## TASK TO CARRY OUT
Reproduce the data exactly.

-- START INPUT DATA --

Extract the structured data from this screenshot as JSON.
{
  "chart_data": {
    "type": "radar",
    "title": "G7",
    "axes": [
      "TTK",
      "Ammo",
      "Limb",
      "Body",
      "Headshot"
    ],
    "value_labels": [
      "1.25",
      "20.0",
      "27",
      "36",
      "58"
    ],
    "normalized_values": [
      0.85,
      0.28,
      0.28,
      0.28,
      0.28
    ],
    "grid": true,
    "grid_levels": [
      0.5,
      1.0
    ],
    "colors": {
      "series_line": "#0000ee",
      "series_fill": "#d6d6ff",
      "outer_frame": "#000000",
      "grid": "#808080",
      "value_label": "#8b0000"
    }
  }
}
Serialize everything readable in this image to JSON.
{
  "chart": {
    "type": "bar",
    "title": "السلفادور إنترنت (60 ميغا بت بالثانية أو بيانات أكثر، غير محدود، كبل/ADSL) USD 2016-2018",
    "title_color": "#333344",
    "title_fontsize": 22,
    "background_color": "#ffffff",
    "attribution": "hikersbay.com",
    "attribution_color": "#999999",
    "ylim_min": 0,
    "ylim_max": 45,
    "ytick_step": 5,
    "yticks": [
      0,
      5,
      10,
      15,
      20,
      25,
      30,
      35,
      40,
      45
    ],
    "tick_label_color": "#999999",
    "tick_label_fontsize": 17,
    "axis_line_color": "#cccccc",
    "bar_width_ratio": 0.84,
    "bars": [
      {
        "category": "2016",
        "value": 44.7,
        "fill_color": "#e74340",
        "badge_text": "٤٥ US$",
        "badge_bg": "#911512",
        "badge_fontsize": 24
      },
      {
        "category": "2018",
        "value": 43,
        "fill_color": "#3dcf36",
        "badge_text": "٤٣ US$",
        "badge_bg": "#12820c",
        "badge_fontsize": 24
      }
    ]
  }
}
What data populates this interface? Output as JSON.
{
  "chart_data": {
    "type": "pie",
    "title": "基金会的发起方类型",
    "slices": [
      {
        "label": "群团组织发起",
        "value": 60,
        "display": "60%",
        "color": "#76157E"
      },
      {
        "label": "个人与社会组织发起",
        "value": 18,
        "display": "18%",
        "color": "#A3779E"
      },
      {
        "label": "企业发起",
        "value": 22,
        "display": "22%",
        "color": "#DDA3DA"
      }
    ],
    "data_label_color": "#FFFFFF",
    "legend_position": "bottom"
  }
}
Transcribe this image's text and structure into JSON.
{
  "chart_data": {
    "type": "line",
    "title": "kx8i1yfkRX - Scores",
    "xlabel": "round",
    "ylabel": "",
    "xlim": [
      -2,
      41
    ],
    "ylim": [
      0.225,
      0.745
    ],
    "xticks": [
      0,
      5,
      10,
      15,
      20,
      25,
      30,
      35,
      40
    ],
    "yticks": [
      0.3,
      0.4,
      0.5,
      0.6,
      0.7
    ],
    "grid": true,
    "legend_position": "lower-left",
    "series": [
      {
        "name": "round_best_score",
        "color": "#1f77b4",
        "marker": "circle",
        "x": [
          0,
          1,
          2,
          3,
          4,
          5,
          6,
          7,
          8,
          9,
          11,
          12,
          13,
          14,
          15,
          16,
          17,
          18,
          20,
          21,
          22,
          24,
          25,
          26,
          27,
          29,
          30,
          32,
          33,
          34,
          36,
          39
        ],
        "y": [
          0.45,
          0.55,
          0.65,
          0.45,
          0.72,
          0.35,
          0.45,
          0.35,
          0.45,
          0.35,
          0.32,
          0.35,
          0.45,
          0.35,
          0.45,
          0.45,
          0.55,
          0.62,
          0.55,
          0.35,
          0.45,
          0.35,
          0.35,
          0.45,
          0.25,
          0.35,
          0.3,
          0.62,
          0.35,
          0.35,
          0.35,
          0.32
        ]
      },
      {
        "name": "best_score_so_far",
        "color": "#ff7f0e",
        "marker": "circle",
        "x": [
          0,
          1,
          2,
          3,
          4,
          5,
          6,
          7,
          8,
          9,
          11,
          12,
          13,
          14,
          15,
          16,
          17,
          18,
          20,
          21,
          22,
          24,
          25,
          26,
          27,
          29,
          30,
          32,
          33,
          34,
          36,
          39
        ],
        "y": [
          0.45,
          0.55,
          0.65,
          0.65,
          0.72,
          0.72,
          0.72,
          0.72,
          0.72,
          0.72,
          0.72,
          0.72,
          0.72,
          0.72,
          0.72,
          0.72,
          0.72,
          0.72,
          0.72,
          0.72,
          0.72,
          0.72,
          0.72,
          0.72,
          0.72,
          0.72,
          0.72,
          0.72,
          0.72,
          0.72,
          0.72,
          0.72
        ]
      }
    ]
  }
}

-- END INPUT DATA --

## TASK ANSWER
Extract the structured data from this screenshot as JSON.
{
  "chart_data": {
    "type": "radar",
    "title": "G7",
    "axes": [
      "TTK",
      "Ammo",
      "Limb",
      "Body",
      "Headshot"
    ],
    "value_labels": [
      "1.25",
      "20.0",
      "27",
      "36",
      "58"
    ],
    "normalized_values": [
      0.85,
      0.28,
      0.28,
      0.28,
      0.28
    ],
    "grid": true,
    "grid_levels": [
      0.5,
      1.0
    ],
    "colors": {
      "series_line": "#0000ee",
      "series_fill": "#d6d6ff",
      "outer_frame": "#000000",
      "grid": "#808080",
      "value_label": "#8b0000"
    }
  }
}
Serialize everything readable in this image to JSON.
{
  "chart": {
    "type": "bar",
    "title": "السلفادور إنترنت (60 ميغا بت بالثانية أو بيانات أكثر، غير محدود، كبل/ADSL) USD 2016-2018",
    "title_color": "#333344",
    "title_fontsize": 22,
    "background_color": "#ffffff",
    "attribution": "hikersbay.com",
    "attribution_color": "#999999",
    "ylim_min": 0,
    "ylim_max": 45,
    "ytick_step": 5,
    "yticks": [
      0,
      5,
      10,
      15,
      20,
      25,
      30,
      35,
      40,
      45
    ],
    "tick_label_color": "#999999",
    "tick_label_fontsize": 17,
    "axis_line_color": "#cccccc",
    "bar_width_ratio": 0.84,
    "bars": [
      {
        "category": "2016",
        "value": 44.7,
        "fill_color": "#e74340",
        "badge_text": "٤٥ US$",
        "badge_bg": "#911512",
        "badge_fontsize": 24
      },
      {
        "category": "2018",
        "value": 43,
        "fill_color": "#3dcf36",
        "badge_text": "٤٣ US$",
        "badge_bg": "#12820c",
        "badge_fontsize": 24
      }
    ]
  }
}
What data populates this interface? Output as JSON.
{
  "chart_data": {
    "type": "pie",
    "title": "基金会的发起方类型",
    "slices": [
      {
        "label": "群团组织发起",
        "value": 60,
        "display": "60%",
        "color": "#76157E"
      },
      {
        "label": "个人与社会组织发起",
        "value": 18,
        "display": "18%",
        "color": "#A3779E"
      },
      {
        "label": "企业发起",
        "value": 22,
        "display": "22%",
        "color": "#DDA3DA"
      }
    ],
    "data_label_color": "#FFFFFF",
    "legend_position": "bottom"
  }
}
Transcribe this image's text and structure into JSON.
{
  "chart_data": {
    "type": "line",
    "title": "kx8i1yfkRX - Scores",
    "xlabel": "round",
    "ylabel": "",
    "xlim": [
      -2,
      41
    ],
    "ylim": [
      0.225,
      0.745
    ],
    "xticks": [
      0,
      5,
      10,
      15,
      20,
      25,
      30,
      35,
      40
    ],
    "yticks": [
      0.3,
      0.4,
      0.5,
      0.6,
      0.7
    ],
    "grid": true,
    "legend_position": "lower-left",
    "series": [
      {
        "name": "round_best_score",
        "color": "#1f77b4",
        "marker": "circle",
        "x": [
          0,
          1,
          2,
          3,
          4,
          5,
          6,
          7,
          8,
          9,
          11,
          12,
          13,
          14,
          15,
          16,
          17,
          18,
          20,
          21,
          22,
          24,
          25,
          26,
          27,
          29,
          30,
          32,
          33,
          34,
          36,
          39
        ],
        "y": [
          0.45,
          0.55,
          0.65,
          0.45,
          0.72,
          0.35,
          0.45,
          0.35,
          0.45,
          0.35,
          0.32,
          0.35,
          0.45,
          0.35,
          0.45,
          0.45,
          0.55,
          0.62,
          0.55,
          0.35,
          0.45,
          0.35,
          0.35,
          0.45,
          0.25,
          0.35,
          0.3,
          0.62,
          0.35,
          0.35,
          0.35,
          0.32
        ]
      },
      {
        "name": "best_score_so_far",
        "color": "#ff7f0e",
        "marker": "circle",
        "x": [
          0,
          1,
          2,
          3,
          4,
          5,
          6,
          7,
          8,
          9,
          11,
          12,
          13,
          14,
          15,
          16,
          17,
          18,
          20,
          21,
          22,
          24,
          25,
          26,
          27,
          29,
          30,
          32,
          33,
          34,
          36,
          39
        ],
        "y": [
          0.45,
          0.55,
          0.65,
          0.65,
          0.72,
          0.72,
          0.72,
          0.72,
          0.72,
          0.72,
          0.72,
          0.72,
          0.72,
          0.72,
          0.72,
          0.72,
          0.72,
          0.72,
          0.72,
          0.72,
          0.72,
          0.72,
          0.72,
          0.72,
          0.72,
          0.72,
          0.72,
          0.72,
          0.72,
          0.72,
          0.72,
          0.72
        ]
      }
    ]
  }
}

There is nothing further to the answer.